** Start of DATASET RECORDS **

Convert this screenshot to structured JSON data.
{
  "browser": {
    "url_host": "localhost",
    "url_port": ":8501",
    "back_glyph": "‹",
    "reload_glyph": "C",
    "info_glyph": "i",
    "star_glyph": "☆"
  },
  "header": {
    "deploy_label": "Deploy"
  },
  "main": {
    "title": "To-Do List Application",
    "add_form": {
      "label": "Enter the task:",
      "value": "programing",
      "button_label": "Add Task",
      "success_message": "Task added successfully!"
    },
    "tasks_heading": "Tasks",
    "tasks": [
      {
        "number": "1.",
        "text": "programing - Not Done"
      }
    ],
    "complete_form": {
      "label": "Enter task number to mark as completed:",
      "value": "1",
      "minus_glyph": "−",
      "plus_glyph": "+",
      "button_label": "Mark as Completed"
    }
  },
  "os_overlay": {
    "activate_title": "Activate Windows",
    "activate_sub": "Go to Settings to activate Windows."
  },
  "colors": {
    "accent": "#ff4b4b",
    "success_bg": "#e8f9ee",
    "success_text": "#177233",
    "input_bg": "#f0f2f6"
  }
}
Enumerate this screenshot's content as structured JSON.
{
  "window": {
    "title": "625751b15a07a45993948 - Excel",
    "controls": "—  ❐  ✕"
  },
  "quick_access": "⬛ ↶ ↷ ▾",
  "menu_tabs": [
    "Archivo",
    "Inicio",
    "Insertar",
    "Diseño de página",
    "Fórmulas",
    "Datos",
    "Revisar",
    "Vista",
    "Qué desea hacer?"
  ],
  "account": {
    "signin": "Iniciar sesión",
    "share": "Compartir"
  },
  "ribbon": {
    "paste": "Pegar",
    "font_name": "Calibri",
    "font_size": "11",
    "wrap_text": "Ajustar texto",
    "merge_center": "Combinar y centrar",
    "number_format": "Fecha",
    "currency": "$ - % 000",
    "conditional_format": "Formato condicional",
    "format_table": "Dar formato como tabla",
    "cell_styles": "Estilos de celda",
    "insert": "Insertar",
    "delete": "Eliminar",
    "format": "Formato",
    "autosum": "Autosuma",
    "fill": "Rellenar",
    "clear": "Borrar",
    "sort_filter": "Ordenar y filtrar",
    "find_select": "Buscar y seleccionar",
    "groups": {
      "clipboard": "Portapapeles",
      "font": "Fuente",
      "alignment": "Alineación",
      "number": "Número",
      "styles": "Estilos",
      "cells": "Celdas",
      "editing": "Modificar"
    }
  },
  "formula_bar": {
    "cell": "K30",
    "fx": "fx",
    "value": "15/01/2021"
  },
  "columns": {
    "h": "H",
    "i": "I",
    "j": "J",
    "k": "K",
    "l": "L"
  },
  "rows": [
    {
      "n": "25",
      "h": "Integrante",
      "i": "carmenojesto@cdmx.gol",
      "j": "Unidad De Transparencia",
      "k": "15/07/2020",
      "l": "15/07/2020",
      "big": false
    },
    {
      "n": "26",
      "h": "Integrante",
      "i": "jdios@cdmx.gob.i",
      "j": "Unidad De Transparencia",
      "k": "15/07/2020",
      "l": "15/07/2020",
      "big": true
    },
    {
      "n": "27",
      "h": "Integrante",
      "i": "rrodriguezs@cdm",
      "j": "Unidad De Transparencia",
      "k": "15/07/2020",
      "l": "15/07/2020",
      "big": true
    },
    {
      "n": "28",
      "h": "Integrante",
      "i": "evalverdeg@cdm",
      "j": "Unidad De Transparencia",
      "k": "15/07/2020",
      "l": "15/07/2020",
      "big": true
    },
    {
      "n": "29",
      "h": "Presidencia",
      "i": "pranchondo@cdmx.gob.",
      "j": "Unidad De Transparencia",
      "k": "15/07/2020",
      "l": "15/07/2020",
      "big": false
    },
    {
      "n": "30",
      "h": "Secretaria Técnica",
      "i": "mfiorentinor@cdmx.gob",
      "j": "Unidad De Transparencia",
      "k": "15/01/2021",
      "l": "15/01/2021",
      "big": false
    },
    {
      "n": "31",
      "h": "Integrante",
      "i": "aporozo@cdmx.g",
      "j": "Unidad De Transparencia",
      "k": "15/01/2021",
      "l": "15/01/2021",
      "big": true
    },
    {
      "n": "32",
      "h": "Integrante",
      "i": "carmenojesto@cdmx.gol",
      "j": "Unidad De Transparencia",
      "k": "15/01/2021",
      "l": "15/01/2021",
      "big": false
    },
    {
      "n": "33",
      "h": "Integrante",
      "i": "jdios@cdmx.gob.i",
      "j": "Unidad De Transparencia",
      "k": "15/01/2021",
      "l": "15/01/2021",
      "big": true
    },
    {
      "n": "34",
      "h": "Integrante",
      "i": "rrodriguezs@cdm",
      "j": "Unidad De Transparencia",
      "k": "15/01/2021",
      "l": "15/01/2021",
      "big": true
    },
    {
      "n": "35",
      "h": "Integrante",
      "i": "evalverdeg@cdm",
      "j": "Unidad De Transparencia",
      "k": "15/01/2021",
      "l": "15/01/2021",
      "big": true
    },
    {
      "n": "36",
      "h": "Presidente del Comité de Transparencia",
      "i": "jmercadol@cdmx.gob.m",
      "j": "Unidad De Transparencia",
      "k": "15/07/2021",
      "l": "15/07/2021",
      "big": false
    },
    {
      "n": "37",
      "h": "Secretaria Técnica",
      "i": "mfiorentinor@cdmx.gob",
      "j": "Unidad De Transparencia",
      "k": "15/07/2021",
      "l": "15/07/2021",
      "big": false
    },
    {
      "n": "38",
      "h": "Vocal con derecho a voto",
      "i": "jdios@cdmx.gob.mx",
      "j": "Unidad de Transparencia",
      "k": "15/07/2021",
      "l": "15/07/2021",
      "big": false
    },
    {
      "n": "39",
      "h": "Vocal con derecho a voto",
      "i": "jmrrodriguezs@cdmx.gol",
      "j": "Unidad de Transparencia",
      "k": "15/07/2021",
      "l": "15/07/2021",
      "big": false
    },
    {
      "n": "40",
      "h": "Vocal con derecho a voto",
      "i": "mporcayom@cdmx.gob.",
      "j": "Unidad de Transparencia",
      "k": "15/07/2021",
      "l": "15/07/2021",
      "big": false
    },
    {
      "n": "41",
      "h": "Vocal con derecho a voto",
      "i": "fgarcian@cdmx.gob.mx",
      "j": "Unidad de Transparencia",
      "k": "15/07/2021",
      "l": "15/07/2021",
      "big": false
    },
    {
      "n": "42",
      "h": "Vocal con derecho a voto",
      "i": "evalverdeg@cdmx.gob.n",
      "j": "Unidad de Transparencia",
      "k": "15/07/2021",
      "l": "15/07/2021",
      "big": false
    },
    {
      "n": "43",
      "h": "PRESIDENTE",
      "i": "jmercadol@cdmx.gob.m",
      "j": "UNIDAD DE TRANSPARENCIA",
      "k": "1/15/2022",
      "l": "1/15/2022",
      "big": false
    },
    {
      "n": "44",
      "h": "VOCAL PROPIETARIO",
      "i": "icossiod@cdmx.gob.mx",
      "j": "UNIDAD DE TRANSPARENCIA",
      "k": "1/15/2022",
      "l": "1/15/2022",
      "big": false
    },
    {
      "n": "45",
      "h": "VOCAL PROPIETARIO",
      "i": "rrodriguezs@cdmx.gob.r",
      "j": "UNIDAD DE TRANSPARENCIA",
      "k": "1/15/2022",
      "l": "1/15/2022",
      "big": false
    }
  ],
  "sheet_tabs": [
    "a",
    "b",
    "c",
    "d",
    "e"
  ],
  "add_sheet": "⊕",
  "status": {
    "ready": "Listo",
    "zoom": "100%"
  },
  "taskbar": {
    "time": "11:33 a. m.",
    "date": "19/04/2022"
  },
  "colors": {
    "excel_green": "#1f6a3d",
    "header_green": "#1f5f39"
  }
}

** End of DATASET RECORDS **

▸ **TASK**: Reproduce the entries above in full, verbatim.

▸ **FULL OUTPUT**:
Convert this screenshot to structured JSON data.
{
  "browser": {
    "url_host": "localhost",
    "url_port": ":8501",
    "back_glyph": "‹",
    "reload_glyph": "C",
    "info_glyph": "i",
    "star_glyph": "☆"
  },
  "header": {
    "deploy_label": "Deploy"
  },
  "main": {
    "title": "To-Do List Application",
    "add_form": {
      "label": "Enter the task:",
      "value": "programing",
      "button_label": "Add Task",
      "success_message": "Task added successfully!"
    },
    "tasks_heading": "Tasks",
    "tasks": [
      {
        "number": "1.",
        "text": "programing - Not Done"
      }
    ],
    "complete_form": {
      "label": "Enter task number to mark as completed:",
      "value": "1",
      "minus_glyph": "−",
      "plus_glyph": "+",
      "button_label": "Mark as Completed"
    }
  },
  "os_overlay": {
    "activate_title": "Activate Windows",
    "activate_sub": "Go to Settings to activate Windows."
  },
  "colors": {
    "accent": "#ff4b4b",
    "success_bg": "#e8f9ee",
    "success_text": "#177233",
    "input_bg": "#f0f2f6"
  }
}
Enumerate this screenshot's content as structured JSON.
{
  "window": {
    "title": "625751b15a07a45993948 - Excel",
    "controls": "—  ❐  ✕"
  },
  "quick_access": "⬛ ↶ ↷ ▾",
  "menu_tabs": [
    "Archivo",
    "Inicio",
    "Insertar",
    "Diseño de página",
    "Fórmulas",
    "Datos",
    "Revisar",
    "Vista",
    "Qué desea hacer?"
  ],
  "account": {
    "signin": "Iniciar sesión",
    "share": "Compartir"
  },
  "ribbon": {
    "paste": "Pegar",
    "font_name": "Calibri",
    "font_size": "11",
    "wrap_text": "Ajustar texto",
    "merge_center": "Combinar y centrar",
    "number_format": "Fecha",
    "currency": "$ - % 000",
    "conditional_format": "Formato condicional",
    "format_table": "Dar formato como tabla",
    "cell_styles": "Estilos de celda",
    "insert": "Insertar",
    "delete": "Eliminar",
    "format": "Formato",
    "autosum": "Autosuma",
    "fill": "Rellenar",
    "clear": "Borrar",
    "sort_filter": "Ordenar y filtrar",
    "find_select": "Buscar y seleccionar",
    "groups": {
      "clipboard": "Portapapeles",
      "font": "Fuente",
      "alignment": "Alineación",
      "number": "Número",
      "styles": "Estilos",
      "cells": "Celdas",
      "editing": "Modificar"
    }
  },
  "formula_bar": {
    "cell": "K30",
    "fx": "fx",
    "value": "15/01/2021"
  },
  "columns": {
    "h": "H",
    "i": "I",
    "j": "J",
    "k": "K",
    "l": "L"
  },
  "rows": [
    {
      "n": "25",
      "h": "Integrante",
      "i": "carmenojesto@cdmx.gol",
      "j": "Unidad De Transparencia",
      "k": "15/07/2020",
      "l": "15/07/2020",
      "big": false
    },
    {
      "n": "26",
      "h": "Integrante",
      "i": "jdios@cdmx.gob.i",
      "j": "Unidad De Transparencia",
      "k": "15/07/2020",
      "l": "15/07/2020",
      "big": true
    },
    {
      "n": "27",
      "h": "Integrante",
      "i": "rrodriguezs@cdm",
      "j": "Unidad De Transparencia",
      "k": "15/07/2020",
      "l": "15/07/2020",
      "big": true
    },
    {
      "n": "28",
      "h": "Integrante",
      "i": "evalverdeg@cdm",
      "j": "Unidad De Transparencia",
      "k": "15/07/2020",
      "l": "15/07/2020",
      "big": true
    },
    {
      "n": "29",
      "h": "Presidencia",
      "i": "pranchondo@cdmx.gob.",
      "j": "Unidad De Transparencia",
      "k": "15/07/2020",
      "l": "15/07/2020",
      "big": false
    },
    {
      "n": "30",
      "h": "Secretaria Técnica",
      "i": "mfiorentinor@cdmx.gob",
      "j": "Unidad De Transparencia",
      "k": "15/01/2021",
      "l": "15/01/2021",
      "big": false
    },
    {
      "n": "31",
      "h": "Integrante",
      "i": "aporozo@cdmx.g",
      "j": "Unidad De Transparencia",
      "k": "15/01/2021",
      "l": "15/01/2021",
      "big": true
    },
    {
      "n": "32",
      "h": "Integrante",
      "i": "carmenojesto@cdmx.gol",
      "j": "Unidad De Transparencia",
      "k": "15/01/2021",
      "l": "15/01/2021",
      "big": false
    },
    {
      "n": "33",
      "h": "Integrante",
      "i": "jdios@cdmx.gob.i",
      "j": "Unidad De Transparencia",
      "k": "15/01/2021",
      "l": "15/01/2021",
      "big": true
    },
    {
      "n": "34",
      "h": "Integrante",
      "i": "rrodriguezs@cdm",
      "j": "Unidad De Transparencia",
      "k": "15/01/2021",
      "l": "15/01/2021",
      "big": true
    },
    {
      "n": "35",
      "h": "Integrante",
      "i": "evalverdeg@cdm",
      "j": "Unidad De Transparencia",
      "k": "15/01/2021",
      "l": "15/01/2021",
      "big": true
    },
    {
      "n": "36",
      "h": "Presidente del Comité de Transparencia",
      "i": "jmercadol@cdmx.gob.m",
      "j": "Unidad De Transparencia",
      "k": "15/07/2021",
      "l": "15/07/2021",
      "big": false
    },
    {
      "n": "37",
      "h": "Secretaria Técnica",
      "i": "mfiorentinor@cdmx.gob",
      "j": "Unidad De Transparencia",
      "k": "15/07/2021",
      "l": "15/07/2021",
      "big": false
    },
    {
      "n": "38",
      "h": "Vocal con derecho a voto",
      "i": "jdios@cdmx.gob.mx",
      "j": "Unidad de Transparencia",
      "k": "15/07/2021",
      "l": "15/07/2021",
      "big": false
    },
    {
      "n": "39",
      "h": "Vocal con derecho a voto",
      "i": "jmrrodriguezs@cdmx.gol",
      "j": "Unidad de Transparencia",
      "k": "15/07/2021",
      "l": "15/07/2021",
      "big": false
    },
    {
      "n": "40",
      "h": "Vocal con derecho a voto",
      "i": "mporcayom@cdmx.gob.",
      "j": "Unidad de Transparencia",
      "k": "15/07/2021",
      "l": "15/07/2021",
      "big": false
    },
    {
      "n": "41",
      "h": "Vocal con derecho a voto",
      "i": "fgarcian@cdmx.gob.mx",
      "j": "Unidad de Transparencia",
      "k": "15/07/2021",
      "l": "15/07/2021",
      "big": false
    },
    {
      "n": "42",
      "h": "Vocal con derecho a voto",
      "i": "evalverdeg@cdmx.gob.n",
      "j": "Unidad de Transparencia",
      "k": "15/07/2021",
      "l": "15/07/2021",
      "big": false
    },
    {
      "n": "43",
      "h": "PRESIDENTE",
      "i": "jmercadol@cdmx.gob.m",
      "j": "UNIDAD DE TRANSPARENCIA",
      "k": "1/15/2022",
      "l": "1/15/2022",
      "big": false
    },
    {
      "n": "44",
      "h": "VOCAL PROPIETARIO",
      "i": "icossiod@cdmx.gob.mx",
      "j": "UNIDAD DE TRANSPARENCIA",
      "k": "1/15/2022",
      "l": "1/15/2022",
      "big": false
    },
    {
      "n": "45",
      "h": "VOCAL PROPIETARIO",
      "i": "rrodriguezs@cdmx.gob.r",
      "j": "UNIDAD DE TRANSPARENCIA",
      "k": "1/15/2022",
      "l": "1/15/2022",
      "big": false
    }
  ],
  "sheet_tabs": [
    "a",
    "b",
    "c",
    "d",
    "e"
  ],
  "add_sheet": "⊕",
  "status": {
    "ready": "Listo",
    "zoom": "100%"
  },
  "taskbar": {
    "time": "11:33 a. m.",
    "date": "19/04/2022"
  },
  "colors": {
    "excel_green": "#1f6a3d",
    "header_green": "#1f5f39"
  }
}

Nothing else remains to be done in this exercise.